■ **Instruction**: Look through the material below and count the lines with the string "Átlagos". Report only the count.

■ **Source data**:
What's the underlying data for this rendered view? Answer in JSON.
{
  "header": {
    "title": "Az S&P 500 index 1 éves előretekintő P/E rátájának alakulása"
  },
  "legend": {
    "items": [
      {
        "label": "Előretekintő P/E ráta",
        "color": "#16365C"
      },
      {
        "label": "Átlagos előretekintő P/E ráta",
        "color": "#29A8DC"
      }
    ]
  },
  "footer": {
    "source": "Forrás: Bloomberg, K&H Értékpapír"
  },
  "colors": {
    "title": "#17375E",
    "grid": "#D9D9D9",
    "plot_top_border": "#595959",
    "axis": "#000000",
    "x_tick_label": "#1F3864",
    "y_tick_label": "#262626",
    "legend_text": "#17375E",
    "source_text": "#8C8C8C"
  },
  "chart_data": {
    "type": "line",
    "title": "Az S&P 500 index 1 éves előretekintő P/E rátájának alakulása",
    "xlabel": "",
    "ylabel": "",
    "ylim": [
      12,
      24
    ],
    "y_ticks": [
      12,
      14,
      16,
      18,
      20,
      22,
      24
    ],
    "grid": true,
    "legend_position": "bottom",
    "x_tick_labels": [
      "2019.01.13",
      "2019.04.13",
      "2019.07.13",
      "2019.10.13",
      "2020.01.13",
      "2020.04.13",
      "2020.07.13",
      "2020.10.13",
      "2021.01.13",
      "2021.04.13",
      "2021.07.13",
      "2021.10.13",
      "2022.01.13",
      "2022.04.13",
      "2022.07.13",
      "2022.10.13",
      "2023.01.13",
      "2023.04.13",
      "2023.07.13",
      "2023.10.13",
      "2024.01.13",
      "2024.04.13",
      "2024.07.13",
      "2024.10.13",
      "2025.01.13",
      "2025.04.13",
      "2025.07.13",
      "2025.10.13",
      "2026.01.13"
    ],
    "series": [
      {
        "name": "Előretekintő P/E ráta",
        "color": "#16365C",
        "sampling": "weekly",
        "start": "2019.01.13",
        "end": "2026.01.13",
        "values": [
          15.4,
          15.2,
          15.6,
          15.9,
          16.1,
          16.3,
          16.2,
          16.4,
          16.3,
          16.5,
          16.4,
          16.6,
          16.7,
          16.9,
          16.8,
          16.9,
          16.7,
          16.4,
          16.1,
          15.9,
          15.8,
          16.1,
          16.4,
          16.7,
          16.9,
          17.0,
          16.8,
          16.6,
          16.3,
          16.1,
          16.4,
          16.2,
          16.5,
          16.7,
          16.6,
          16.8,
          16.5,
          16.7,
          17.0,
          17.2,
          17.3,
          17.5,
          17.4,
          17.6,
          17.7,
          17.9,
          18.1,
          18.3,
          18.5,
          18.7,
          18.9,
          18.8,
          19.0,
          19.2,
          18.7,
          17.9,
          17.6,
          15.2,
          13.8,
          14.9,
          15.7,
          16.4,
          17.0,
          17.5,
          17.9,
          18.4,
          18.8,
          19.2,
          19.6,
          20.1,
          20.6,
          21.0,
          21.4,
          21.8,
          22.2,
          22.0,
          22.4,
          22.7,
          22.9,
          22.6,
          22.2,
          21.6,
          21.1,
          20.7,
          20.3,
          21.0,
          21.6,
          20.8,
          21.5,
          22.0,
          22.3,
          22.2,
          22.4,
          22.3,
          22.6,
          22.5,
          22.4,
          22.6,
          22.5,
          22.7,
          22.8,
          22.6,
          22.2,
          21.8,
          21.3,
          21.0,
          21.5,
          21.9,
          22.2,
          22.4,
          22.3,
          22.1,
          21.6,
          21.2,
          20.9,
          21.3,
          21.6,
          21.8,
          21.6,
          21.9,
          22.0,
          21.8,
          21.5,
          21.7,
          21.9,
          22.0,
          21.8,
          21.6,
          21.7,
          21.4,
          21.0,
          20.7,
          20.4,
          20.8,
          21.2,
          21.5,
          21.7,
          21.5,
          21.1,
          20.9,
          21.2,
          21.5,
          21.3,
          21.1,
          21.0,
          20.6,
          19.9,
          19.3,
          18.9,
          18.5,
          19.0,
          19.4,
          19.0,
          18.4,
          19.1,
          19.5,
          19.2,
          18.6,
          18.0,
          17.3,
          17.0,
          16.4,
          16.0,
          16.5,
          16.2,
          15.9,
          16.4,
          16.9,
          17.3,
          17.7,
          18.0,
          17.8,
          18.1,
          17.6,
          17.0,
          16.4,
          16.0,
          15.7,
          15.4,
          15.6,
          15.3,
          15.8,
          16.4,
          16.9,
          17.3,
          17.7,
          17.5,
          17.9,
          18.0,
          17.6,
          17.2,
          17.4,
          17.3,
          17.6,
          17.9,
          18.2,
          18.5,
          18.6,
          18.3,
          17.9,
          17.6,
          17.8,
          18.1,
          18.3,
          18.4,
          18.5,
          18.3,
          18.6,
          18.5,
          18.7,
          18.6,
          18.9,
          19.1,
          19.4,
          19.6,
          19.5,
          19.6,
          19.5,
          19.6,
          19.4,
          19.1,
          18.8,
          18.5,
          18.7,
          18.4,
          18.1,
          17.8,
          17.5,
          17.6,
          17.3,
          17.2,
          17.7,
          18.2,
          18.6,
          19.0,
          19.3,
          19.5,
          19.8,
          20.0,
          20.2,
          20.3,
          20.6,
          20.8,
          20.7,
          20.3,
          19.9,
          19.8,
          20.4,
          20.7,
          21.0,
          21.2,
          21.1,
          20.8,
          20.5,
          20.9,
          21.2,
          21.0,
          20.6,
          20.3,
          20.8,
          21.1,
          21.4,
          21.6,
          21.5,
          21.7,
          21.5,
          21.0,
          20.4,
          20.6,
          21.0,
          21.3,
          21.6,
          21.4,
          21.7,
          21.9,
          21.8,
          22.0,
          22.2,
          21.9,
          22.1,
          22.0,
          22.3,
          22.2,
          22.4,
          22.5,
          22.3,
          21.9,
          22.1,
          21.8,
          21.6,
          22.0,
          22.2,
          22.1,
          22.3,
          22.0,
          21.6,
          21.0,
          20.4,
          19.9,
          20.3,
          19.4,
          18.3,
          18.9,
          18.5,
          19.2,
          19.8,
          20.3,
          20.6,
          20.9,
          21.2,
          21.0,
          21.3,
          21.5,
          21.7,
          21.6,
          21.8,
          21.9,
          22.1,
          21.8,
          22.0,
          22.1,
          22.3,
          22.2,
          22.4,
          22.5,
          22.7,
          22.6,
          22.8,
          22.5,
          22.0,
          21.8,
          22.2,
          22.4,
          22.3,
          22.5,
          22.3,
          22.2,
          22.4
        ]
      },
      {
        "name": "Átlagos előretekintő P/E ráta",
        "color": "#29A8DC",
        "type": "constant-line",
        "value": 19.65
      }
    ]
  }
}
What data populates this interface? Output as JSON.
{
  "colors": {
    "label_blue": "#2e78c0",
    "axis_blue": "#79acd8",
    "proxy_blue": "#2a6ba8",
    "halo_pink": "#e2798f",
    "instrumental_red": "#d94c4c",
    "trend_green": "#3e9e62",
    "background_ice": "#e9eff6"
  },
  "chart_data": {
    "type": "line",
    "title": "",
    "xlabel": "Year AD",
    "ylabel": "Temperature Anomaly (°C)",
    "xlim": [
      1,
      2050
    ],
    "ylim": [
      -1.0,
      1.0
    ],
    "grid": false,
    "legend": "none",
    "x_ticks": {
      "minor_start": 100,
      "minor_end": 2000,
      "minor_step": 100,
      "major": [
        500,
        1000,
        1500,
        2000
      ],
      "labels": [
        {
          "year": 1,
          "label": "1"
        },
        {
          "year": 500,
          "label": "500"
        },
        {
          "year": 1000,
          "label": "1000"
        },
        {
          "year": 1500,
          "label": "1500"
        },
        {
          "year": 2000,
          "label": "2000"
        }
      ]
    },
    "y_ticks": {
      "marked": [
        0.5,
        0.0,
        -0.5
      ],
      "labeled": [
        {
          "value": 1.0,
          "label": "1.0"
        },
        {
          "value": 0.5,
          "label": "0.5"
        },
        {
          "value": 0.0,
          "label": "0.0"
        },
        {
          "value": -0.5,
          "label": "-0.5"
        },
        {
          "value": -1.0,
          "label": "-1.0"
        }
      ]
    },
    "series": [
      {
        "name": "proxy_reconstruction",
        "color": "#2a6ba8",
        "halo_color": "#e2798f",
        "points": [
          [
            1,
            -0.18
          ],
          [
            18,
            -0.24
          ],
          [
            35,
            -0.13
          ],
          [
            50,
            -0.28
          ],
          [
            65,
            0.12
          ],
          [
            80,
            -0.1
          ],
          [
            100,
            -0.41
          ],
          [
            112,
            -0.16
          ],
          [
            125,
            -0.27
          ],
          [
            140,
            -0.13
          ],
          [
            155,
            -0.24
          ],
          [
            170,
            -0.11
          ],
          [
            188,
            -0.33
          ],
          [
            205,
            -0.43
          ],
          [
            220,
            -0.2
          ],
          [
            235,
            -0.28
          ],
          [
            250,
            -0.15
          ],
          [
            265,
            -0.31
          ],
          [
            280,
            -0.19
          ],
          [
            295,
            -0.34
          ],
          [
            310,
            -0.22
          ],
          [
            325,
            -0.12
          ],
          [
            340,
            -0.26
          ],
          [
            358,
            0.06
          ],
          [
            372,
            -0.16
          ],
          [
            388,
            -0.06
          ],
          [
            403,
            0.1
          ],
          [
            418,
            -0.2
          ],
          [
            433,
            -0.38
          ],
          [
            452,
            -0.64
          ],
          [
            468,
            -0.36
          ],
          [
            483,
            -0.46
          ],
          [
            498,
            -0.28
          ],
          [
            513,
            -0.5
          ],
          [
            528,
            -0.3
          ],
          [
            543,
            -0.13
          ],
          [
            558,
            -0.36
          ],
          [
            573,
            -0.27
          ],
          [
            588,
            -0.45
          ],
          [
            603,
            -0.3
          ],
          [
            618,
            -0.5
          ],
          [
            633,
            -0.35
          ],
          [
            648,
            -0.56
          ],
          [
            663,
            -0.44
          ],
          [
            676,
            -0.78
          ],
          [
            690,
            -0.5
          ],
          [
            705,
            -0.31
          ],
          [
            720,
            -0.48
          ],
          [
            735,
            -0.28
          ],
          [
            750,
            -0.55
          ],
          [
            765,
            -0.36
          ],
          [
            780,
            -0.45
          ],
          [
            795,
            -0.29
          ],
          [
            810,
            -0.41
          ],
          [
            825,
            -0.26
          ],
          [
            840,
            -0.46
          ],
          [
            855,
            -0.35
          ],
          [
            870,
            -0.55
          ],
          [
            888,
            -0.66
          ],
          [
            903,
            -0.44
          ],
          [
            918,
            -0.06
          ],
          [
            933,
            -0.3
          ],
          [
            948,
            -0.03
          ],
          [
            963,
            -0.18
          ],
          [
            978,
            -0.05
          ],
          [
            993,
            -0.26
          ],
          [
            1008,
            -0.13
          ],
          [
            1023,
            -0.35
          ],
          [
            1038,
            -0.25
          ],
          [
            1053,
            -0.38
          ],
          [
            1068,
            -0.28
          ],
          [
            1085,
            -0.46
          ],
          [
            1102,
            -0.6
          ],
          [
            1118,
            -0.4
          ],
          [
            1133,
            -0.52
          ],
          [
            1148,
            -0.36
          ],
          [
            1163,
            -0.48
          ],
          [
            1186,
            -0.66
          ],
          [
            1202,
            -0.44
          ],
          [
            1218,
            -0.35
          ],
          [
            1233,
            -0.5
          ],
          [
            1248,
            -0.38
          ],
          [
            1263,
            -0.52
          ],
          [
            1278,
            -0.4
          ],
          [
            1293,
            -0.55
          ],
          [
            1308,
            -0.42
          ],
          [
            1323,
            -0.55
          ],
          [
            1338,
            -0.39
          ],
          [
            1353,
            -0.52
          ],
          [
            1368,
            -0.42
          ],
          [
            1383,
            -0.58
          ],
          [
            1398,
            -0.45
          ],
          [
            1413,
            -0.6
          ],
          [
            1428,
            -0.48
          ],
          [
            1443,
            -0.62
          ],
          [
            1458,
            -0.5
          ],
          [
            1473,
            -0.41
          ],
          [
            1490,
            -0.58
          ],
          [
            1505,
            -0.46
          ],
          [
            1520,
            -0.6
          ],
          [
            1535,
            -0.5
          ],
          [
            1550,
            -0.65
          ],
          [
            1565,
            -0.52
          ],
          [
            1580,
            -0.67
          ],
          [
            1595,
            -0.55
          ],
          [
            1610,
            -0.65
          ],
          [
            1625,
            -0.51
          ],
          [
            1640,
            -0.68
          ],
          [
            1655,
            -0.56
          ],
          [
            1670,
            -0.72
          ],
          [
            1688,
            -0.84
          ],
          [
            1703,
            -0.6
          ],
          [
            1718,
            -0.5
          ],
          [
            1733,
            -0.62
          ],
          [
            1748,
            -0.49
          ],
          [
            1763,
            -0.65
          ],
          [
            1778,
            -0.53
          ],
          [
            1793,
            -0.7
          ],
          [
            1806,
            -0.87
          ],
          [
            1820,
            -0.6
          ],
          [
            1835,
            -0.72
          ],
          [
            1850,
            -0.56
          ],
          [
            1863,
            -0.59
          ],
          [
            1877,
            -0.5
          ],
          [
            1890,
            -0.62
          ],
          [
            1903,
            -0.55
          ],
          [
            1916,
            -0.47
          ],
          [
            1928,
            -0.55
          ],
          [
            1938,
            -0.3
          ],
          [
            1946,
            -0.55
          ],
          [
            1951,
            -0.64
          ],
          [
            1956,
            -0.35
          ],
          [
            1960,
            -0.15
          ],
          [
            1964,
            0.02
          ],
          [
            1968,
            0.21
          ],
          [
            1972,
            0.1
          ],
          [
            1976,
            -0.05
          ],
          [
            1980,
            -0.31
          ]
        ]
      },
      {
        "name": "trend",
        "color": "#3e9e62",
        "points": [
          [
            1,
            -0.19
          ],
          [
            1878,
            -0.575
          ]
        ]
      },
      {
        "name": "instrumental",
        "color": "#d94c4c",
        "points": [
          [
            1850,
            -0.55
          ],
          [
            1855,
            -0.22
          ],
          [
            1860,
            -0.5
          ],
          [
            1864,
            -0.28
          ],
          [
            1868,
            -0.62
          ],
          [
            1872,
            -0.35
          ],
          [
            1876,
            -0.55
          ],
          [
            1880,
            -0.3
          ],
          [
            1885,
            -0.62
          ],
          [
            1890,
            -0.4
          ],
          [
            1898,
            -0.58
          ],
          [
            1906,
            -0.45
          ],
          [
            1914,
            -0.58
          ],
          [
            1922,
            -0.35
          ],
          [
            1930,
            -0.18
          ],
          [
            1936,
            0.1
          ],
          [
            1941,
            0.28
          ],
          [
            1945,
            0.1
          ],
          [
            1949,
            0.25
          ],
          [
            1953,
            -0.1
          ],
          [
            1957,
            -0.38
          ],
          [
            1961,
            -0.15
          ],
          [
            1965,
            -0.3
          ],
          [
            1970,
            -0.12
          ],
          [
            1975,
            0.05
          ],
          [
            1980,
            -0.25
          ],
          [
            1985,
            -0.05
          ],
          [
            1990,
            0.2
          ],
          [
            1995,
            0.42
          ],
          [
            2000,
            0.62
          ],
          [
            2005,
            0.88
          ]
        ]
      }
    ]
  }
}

■ **Task answer**: 2